Problem description →
Pictures are not part of the copy; repeat everything else in the records exactly.

--- START Working data ---

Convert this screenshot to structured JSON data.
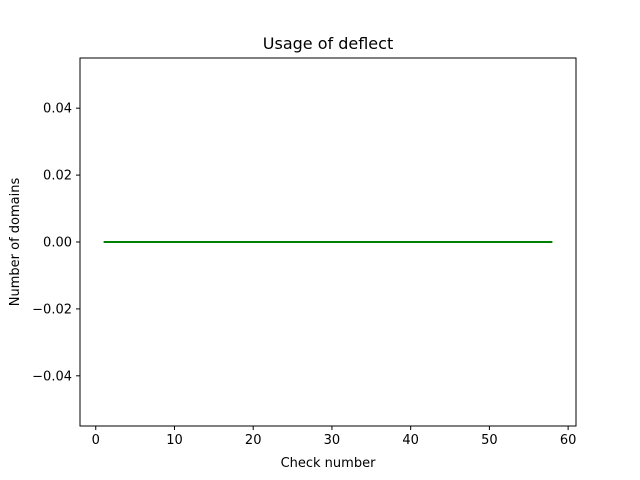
{
  "chart_data": {
    "type": "line",
    "title": "Usage of deflect",
    "xlabel": "Check number",
    "ylabel": "Number of domains",
    "xlim": [
      -2,
      61
    ],
    "ylim": [
      -0.055,
      0.055
    ],
    "xticks": [
      0,
      10,
      20,
      30,
      40,
      50,
      60
    ],
    "yticks": [
      -0.04,
      -0.02,
      0.0,
      0.02,
      0.04
    ],
    "xtick_labels": [
      "0",
      "10",
      "20",
      "30",
      "40",
      "50",
      "60"
    ],
    "ytick_labels": [
      "−0.04",
      "−0.02",
      "0.00",
      "0.02",
      "0.04"
    ],
    "grid": false,
    "series": [
      {
        "color": "#008000",
        "x": [
          1,
          58
        ],
        "y": [
          0,
          0
        ]
      }
    ]
  }
}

--- END Working data ---

Solution →
Convert this screenshot to structured JSON data.
{
  "chart_data": {
    "type": "line",
    "title": "Usage of deflect",
    "xlabel": "Check number",
    "ylabel": "Number of domains",
    "xlim": [
      -2,
      61
    ],
    "ylim": [
      -0.055,
      0.055
    ],
    "xticks": [
      0,
      10,
      20,
      30,
      40,
      50,
      60
    ],
    "yticks": [
      -0.04,
      -0.02,
      0.0,
      0.02,
      0.04
    ],
    "xtick_labels": [
      "0",
      "10",
      "20",
      "30",
      "40",
      "50",
      "60"
    ],
    "ytick_labels": [
      "−0.04",
      "−0.02",
      "0.00",
      "0.02",
      "0.04"
    ],
    "grid": false,
    "series": [
      {
        "color": "#008000",
        "x": [
          1,
          58
        ],
        "y": [
          0,
          0
        ]
      }
    ]
  }
}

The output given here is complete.